▸ **What this task involves**
Look through the records below and collect all lines that hold the string "Rumex".

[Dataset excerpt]
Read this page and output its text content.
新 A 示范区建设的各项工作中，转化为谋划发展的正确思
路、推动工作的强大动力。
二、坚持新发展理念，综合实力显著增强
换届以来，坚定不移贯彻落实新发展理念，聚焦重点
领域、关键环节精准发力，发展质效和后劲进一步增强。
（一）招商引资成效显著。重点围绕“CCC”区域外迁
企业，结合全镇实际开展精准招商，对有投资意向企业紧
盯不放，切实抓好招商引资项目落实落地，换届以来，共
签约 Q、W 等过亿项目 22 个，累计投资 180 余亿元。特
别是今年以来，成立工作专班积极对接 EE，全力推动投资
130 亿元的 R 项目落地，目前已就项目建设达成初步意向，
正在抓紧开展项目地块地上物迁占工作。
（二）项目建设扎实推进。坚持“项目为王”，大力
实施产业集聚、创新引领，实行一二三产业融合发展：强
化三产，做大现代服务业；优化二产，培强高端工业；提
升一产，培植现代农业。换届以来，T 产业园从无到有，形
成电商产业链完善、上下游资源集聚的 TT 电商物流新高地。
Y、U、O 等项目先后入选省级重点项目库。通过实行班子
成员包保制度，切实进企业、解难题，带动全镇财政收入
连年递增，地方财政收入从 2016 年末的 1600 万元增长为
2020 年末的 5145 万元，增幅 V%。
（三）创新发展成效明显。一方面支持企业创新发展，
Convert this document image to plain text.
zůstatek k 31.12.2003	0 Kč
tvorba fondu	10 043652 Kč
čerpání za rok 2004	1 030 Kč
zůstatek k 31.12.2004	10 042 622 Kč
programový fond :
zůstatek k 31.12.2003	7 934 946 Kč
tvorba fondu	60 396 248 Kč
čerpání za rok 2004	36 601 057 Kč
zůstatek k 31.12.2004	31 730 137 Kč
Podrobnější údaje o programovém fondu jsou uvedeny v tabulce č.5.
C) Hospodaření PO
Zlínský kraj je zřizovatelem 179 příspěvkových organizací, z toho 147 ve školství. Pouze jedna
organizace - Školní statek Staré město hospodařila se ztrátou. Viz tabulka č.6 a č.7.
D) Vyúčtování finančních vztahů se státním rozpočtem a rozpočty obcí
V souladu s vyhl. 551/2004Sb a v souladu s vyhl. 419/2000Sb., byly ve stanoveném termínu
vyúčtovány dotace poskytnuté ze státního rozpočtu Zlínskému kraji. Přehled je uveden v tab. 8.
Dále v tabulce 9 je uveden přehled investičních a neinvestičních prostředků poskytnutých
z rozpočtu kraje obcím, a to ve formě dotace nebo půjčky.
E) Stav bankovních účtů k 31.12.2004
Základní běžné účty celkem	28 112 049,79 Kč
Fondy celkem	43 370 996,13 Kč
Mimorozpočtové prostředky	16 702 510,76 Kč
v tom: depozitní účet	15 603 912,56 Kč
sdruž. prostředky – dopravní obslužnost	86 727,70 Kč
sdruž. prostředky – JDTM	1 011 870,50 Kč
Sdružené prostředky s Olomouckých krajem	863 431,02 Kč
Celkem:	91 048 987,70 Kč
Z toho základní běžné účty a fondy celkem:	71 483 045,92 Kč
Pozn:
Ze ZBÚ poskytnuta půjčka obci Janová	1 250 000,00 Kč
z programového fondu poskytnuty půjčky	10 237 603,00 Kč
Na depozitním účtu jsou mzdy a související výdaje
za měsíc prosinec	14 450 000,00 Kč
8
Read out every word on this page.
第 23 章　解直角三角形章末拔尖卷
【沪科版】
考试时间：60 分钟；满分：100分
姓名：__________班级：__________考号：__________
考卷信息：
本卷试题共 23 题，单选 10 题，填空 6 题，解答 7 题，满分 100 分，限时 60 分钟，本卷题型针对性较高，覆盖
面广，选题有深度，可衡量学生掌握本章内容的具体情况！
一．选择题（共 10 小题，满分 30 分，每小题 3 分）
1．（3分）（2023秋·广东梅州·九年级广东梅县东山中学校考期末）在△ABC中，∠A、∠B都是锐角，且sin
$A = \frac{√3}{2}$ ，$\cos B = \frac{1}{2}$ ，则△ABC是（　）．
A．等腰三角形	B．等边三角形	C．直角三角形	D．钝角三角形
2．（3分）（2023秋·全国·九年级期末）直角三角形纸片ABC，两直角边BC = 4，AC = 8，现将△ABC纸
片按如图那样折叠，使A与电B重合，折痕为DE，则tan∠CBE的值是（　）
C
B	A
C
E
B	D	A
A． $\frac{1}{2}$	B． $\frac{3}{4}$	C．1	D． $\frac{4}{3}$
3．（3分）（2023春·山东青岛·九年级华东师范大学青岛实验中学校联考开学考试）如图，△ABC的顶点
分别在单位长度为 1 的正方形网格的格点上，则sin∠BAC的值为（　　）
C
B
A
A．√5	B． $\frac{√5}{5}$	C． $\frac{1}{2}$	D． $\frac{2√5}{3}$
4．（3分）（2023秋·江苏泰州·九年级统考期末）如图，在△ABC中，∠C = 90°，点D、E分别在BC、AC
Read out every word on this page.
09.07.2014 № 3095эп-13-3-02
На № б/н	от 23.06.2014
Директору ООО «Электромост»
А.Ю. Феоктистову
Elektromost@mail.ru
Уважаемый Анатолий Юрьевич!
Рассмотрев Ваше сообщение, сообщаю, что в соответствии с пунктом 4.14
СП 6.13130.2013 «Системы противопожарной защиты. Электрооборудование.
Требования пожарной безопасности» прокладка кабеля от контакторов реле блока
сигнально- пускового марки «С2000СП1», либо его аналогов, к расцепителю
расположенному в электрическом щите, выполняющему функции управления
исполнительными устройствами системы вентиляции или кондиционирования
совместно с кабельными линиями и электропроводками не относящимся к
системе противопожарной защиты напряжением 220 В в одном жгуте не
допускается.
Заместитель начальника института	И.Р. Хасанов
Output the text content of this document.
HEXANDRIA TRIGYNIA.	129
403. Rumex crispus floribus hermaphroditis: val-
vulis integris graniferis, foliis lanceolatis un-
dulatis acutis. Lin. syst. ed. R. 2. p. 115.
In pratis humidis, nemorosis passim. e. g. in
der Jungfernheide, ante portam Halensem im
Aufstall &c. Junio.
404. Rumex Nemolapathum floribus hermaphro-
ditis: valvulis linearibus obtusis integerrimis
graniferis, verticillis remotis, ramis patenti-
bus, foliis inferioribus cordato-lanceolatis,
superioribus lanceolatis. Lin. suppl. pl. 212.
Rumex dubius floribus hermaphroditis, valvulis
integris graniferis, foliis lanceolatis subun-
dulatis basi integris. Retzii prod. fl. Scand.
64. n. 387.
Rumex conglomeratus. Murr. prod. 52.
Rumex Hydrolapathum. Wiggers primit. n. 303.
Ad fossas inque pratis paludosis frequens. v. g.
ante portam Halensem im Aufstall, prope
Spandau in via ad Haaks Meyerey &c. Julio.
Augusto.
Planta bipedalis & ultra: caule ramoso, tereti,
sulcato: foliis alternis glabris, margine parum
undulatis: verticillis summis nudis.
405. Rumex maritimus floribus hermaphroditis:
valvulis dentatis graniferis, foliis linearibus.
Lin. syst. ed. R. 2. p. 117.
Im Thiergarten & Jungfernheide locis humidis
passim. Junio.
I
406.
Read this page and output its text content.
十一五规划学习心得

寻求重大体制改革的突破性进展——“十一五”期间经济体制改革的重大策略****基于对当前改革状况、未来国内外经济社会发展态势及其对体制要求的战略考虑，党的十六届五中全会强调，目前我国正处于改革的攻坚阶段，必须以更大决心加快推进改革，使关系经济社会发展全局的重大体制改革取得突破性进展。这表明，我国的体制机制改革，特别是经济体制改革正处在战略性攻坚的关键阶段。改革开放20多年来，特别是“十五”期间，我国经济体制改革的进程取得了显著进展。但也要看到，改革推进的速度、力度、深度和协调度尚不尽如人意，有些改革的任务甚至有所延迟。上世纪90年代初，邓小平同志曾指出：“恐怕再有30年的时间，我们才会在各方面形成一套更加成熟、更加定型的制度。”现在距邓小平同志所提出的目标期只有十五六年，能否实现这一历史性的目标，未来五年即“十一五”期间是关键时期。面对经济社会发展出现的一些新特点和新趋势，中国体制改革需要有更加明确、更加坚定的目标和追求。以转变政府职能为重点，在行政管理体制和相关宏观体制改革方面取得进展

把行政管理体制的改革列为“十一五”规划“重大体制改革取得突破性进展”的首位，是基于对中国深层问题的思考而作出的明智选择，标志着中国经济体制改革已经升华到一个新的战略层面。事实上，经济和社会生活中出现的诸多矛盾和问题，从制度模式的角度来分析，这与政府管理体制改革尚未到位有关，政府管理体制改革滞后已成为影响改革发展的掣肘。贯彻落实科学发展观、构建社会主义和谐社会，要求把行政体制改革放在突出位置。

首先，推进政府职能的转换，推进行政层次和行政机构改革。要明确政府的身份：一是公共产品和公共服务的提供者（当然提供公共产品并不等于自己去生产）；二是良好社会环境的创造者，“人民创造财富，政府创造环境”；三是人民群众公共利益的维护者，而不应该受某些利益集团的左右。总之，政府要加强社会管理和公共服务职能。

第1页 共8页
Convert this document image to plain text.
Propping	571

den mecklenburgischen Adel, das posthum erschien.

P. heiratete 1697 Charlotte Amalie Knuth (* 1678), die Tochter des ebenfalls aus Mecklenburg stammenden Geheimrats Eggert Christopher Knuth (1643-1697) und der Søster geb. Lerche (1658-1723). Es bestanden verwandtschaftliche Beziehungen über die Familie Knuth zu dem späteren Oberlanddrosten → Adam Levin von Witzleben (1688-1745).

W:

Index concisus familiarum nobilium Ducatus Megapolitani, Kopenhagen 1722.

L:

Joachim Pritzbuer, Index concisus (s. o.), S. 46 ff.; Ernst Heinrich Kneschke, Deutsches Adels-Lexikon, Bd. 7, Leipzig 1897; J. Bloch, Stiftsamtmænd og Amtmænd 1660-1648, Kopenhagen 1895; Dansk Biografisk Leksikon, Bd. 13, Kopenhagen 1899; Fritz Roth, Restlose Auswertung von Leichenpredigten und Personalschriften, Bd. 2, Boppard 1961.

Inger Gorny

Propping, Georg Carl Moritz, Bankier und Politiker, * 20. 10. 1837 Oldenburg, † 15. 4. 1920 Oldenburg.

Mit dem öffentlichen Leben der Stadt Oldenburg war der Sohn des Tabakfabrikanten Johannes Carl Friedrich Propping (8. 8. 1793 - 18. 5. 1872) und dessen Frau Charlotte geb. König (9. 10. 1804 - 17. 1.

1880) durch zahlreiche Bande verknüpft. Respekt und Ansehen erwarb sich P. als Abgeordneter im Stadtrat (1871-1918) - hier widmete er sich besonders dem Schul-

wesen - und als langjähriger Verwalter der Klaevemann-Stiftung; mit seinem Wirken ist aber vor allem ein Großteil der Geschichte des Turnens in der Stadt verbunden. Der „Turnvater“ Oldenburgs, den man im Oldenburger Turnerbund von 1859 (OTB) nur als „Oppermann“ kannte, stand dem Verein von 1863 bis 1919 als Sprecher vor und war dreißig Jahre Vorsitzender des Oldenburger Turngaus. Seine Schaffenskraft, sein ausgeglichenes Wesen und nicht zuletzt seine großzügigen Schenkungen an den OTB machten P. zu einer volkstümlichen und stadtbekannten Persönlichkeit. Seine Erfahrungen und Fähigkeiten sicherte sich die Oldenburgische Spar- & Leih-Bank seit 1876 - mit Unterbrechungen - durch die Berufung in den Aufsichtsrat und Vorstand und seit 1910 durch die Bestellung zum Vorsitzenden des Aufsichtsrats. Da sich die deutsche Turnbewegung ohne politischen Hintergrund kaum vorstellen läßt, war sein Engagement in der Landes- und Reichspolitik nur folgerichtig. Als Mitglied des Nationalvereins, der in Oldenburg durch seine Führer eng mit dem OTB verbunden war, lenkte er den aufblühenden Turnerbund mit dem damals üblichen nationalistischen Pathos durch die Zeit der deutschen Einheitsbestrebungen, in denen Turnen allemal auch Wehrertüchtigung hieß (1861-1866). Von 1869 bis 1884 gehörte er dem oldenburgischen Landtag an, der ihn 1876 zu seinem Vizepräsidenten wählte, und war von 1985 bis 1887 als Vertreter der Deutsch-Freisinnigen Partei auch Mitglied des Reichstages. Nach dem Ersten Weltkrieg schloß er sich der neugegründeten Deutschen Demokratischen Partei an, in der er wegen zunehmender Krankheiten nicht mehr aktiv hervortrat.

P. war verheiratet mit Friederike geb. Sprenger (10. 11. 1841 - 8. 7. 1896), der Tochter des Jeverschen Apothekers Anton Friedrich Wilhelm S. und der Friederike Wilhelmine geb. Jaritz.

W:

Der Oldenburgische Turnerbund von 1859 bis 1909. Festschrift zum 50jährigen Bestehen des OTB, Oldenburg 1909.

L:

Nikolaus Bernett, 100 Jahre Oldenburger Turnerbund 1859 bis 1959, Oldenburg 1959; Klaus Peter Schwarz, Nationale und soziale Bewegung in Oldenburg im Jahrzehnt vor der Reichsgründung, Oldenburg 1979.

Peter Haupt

▸ **Exercise response**
403. Rumex crispus floribus hermaphroditis: val-
404. Rumex Nemolapathum floribus hermaphro-
Rumex dubius floribus hermaphroditis, valvulis
Rumex conglomeratus. Murr. prod. 52.
Rumex Hydrolapathum. Wiggers primit. n. 303.
405. Rumex maritimus floribus hermaphroditis:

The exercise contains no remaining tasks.